Saved data entries:

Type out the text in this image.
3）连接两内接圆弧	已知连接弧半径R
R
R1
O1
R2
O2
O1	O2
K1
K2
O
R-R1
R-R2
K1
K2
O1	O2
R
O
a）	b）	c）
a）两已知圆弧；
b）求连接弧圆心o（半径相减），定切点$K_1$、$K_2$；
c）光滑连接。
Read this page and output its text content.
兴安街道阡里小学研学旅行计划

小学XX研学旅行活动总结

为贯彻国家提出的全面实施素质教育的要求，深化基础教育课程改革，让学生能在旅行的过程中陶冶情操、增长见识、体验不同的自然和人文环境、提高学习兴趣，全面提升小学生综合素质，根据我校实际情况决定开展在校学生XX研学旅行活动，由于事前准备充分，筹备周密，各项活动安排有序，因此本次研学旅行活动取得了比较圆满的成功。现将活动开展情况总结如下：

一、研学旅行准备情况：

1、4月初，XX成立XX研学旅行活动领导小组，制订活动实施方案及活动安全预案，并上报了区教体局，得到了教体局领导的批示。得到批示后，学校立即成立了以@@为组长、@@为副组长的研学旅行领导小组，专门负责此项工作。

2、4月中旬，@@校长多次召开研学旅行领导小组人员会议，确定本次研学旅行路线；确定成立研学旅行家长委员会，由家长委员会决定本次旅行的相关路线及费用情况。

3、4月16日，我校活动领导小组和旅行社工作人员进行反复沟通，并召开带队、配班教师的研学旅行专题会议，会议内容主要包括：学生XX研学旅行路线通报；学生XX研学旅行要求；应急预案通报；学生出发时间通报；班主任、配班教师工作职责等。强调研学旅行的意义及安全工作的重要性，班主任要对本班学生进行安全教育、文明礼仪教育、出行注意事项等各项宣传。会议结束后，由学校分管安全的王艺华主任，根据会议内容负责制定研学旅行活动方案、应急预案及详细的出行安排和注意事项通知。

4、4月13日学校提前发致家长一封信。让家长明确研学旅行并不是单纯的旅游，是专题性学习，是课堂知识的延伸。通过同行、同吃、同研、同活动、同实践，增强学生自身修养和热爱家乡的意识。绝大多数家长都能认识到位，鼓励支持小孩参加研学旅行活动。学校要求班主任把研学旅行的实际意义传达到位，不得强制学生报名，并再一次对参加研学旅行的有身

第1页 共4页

---

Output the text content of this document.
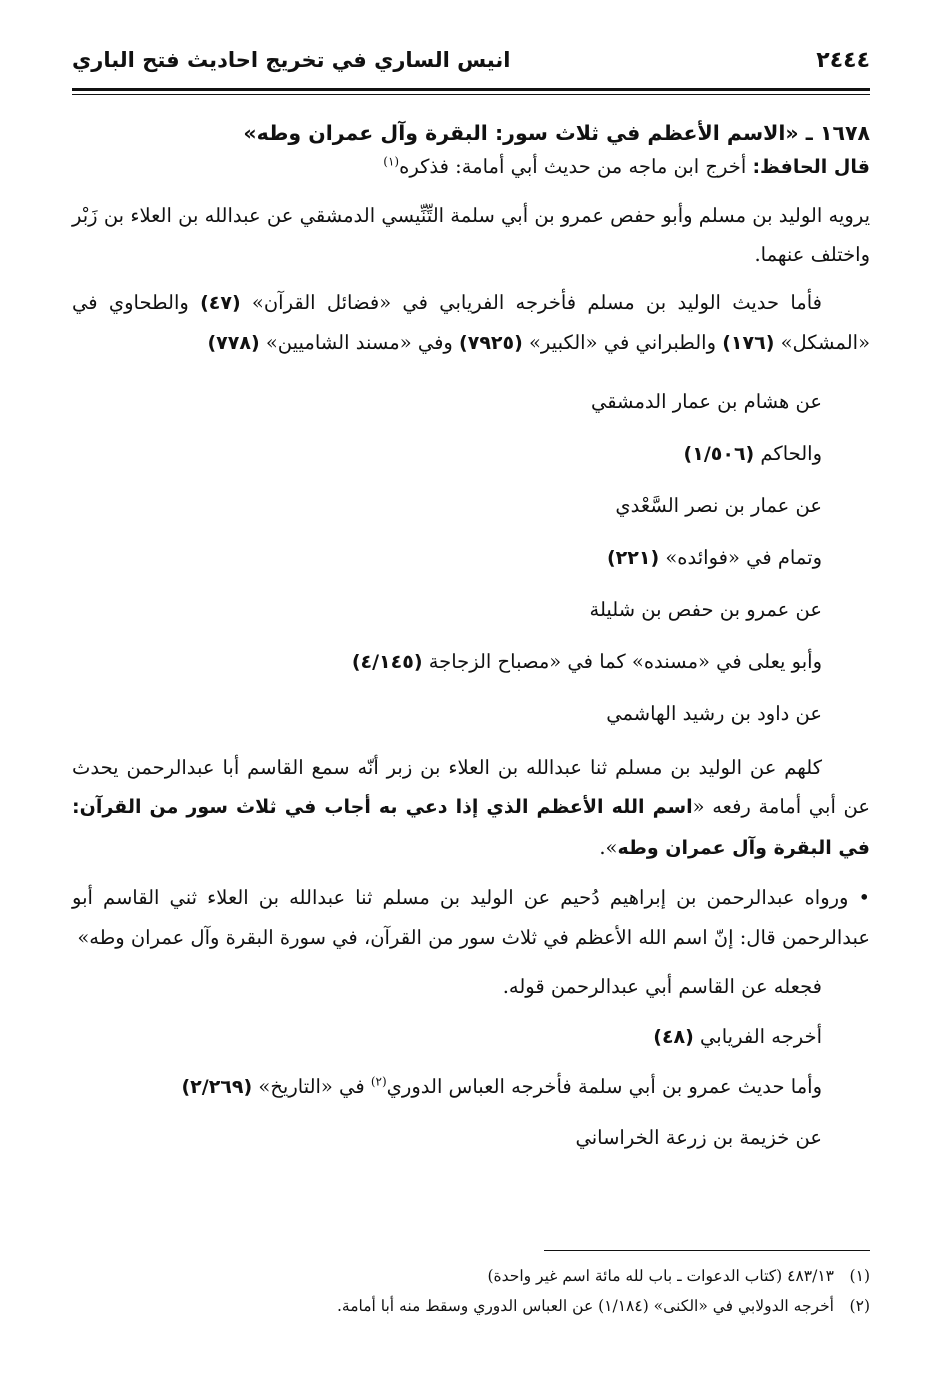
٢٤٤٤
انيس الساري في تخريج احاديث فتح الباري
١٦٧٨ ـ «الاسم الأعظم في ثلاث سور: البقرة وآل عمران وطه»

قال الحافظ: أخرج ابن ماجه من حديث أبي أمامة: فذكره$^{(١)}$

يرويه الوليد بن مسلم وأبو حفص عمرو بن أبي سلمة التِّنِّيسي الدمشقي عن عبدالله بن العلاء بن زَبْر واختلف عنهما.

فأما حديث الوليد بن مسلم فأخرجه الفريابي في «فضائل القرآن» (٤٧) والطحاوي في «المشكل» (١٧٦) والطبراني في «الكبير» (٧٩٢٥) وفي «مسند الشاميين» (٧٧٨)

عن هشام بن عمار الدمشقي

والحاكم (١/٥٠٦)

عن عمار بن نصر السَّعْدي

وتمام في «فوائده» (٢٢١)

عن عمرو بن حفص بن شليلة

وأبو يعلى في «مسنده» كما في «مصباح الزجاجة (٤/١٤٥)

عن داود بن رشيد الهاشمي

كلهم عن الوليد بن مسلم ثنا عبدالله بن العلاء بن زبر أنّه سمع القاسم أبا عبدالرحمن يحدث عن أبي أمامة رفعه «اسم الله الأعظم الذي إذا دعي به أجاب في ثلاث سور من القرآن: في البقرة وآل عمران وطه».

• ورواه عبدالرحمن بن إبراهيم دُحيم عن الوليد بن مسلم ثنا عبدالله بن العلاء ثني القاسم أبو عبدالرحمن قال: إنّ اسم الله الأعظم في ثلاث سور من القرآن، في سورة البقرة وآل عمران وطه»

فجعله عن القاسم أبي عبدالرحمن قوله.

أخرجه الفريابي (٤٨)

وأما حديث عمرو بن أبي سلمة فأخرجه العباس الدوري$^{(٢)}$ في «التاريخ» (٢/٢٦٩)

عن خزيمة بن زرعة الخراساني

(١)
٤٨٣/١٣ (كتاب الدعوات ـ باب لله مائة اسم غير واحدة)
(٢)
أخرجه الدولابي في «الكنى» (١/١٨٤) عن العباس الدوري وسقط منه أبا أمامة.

...

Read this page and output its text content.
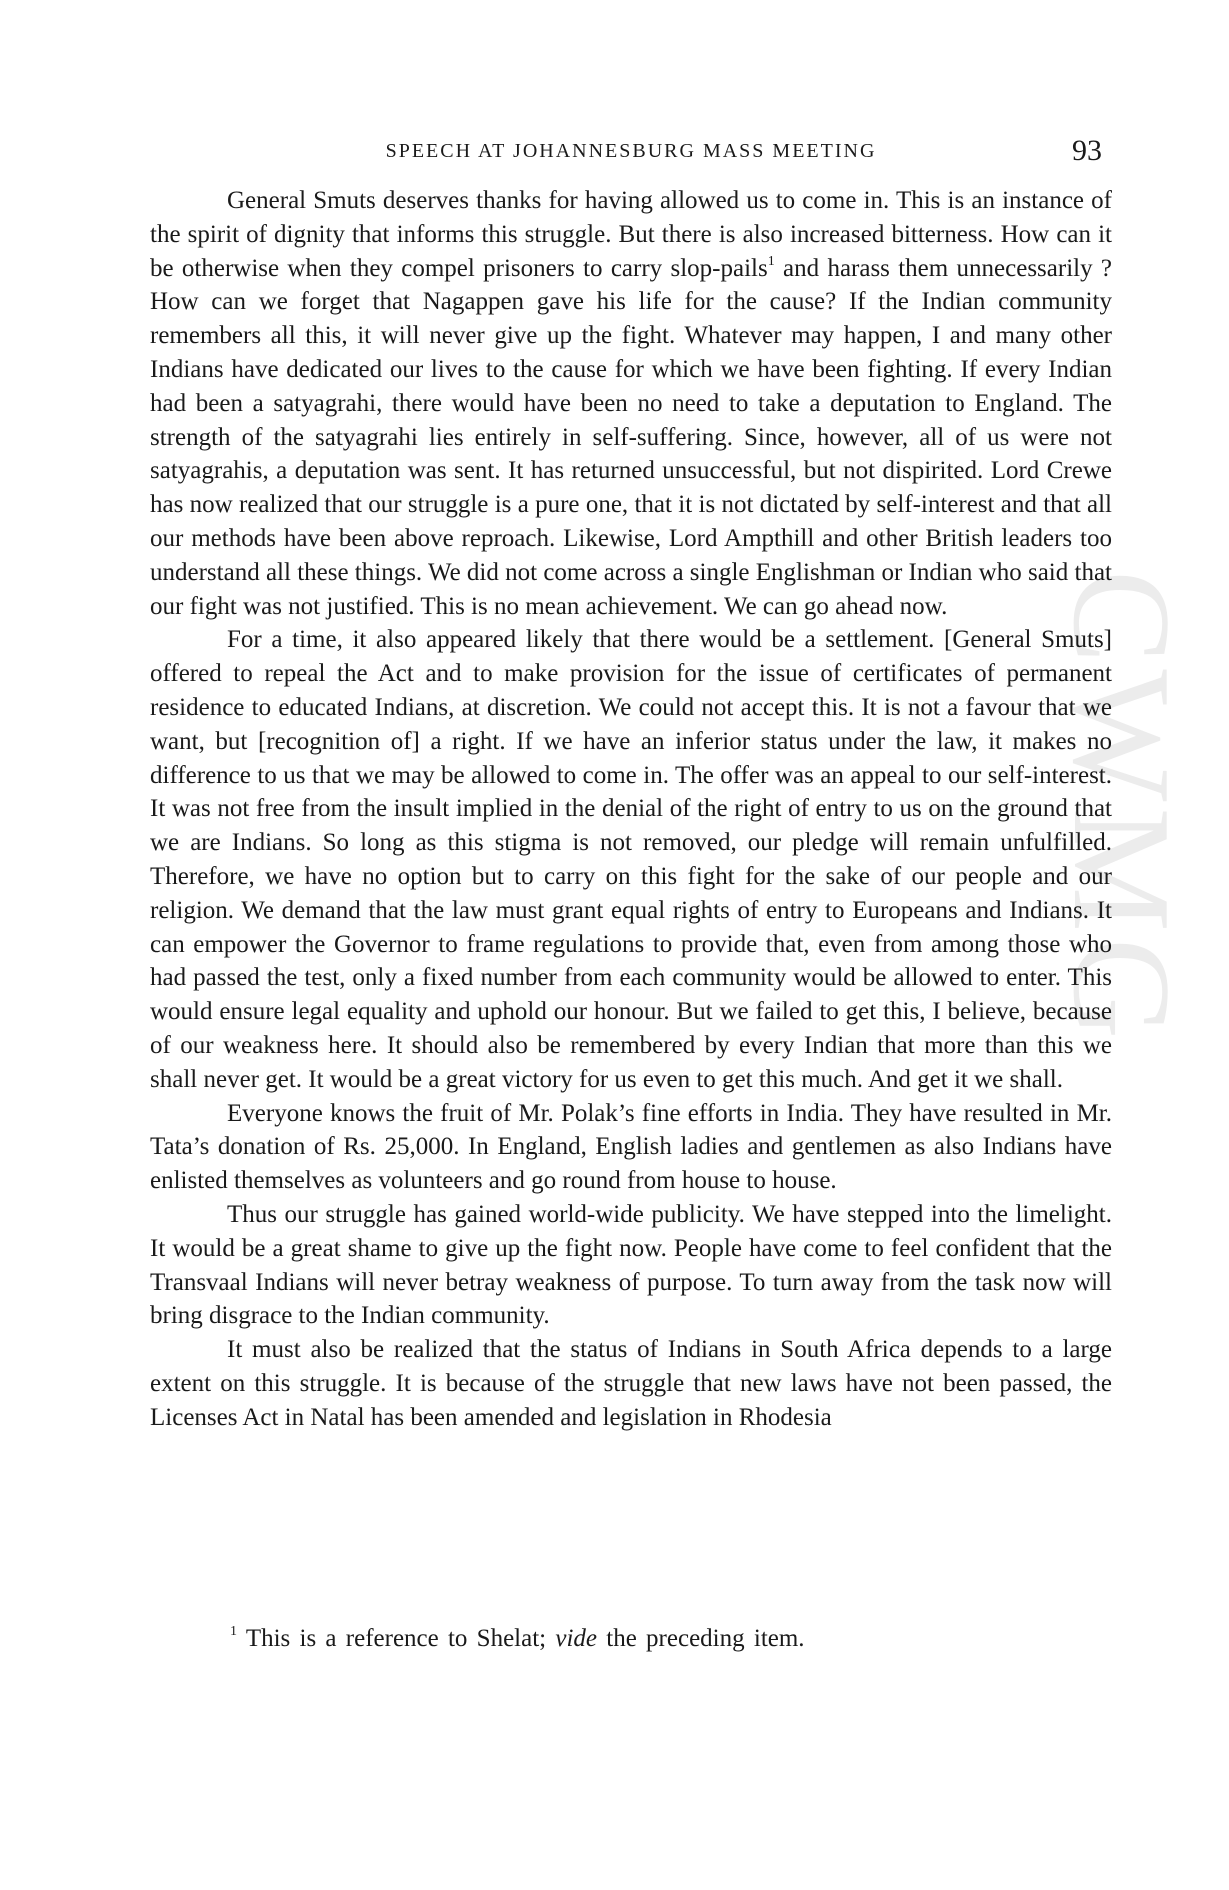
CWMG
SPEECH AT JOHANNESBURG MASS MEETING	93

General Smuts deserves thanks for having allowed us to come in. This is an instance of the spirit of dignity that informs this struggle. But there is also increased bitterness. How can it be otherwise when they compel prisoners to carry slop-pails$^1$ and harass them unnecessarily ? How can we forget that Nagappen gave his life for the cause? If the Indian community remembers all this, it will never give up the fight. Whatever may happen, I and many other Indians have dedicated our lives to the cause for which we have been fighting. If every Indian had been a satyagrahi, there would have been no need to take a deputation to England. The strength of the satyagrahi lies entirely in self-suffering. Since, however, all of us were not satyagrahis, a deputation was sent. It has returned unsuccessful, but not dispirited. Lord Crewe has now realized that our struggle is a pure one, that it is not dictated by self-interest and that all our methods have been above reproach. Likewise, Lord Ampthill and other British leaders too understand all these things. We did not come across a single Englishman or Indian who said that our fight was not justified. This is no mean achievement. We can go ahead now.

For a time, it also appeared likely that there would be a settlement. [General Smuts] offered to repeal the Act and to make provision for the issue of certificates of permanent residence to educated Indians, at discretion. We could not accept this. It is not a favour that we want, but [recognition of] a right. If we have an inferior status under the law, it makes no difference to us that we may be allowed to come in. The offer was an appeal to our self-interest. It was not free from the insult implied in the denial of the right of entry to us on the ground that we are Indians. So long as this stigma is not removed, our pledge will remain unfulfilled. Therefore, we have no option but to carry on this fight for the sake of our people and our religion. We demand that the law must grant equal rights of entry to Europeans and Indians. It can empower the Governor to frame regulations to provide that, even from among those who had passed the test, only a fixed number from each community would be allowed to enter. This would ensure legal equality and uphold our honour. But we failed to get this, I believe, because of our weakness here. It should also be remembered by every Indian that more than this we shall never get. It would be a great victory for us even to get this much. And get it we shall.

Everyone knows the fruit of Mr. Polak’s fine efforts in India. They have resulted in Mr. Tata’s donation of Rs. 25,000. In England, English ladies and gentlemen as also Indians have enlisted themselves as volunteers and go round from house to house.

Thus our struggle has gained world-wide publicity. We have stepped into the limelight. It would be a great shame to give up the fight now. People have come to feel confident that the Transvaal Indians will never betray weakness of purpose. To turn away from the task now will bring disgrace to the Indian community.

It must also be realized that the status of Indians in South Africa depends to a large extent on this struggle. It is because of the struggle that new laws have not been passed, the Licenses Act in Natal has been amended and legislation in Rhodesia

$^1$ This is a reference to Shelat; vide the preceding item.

* **Short exercise**
Please list every line of the records that contains "text".

* **Result for this task**
Type out the text in this image.
Read this page and output its text content.
Output the text content of this document.
Read this page and output its text content.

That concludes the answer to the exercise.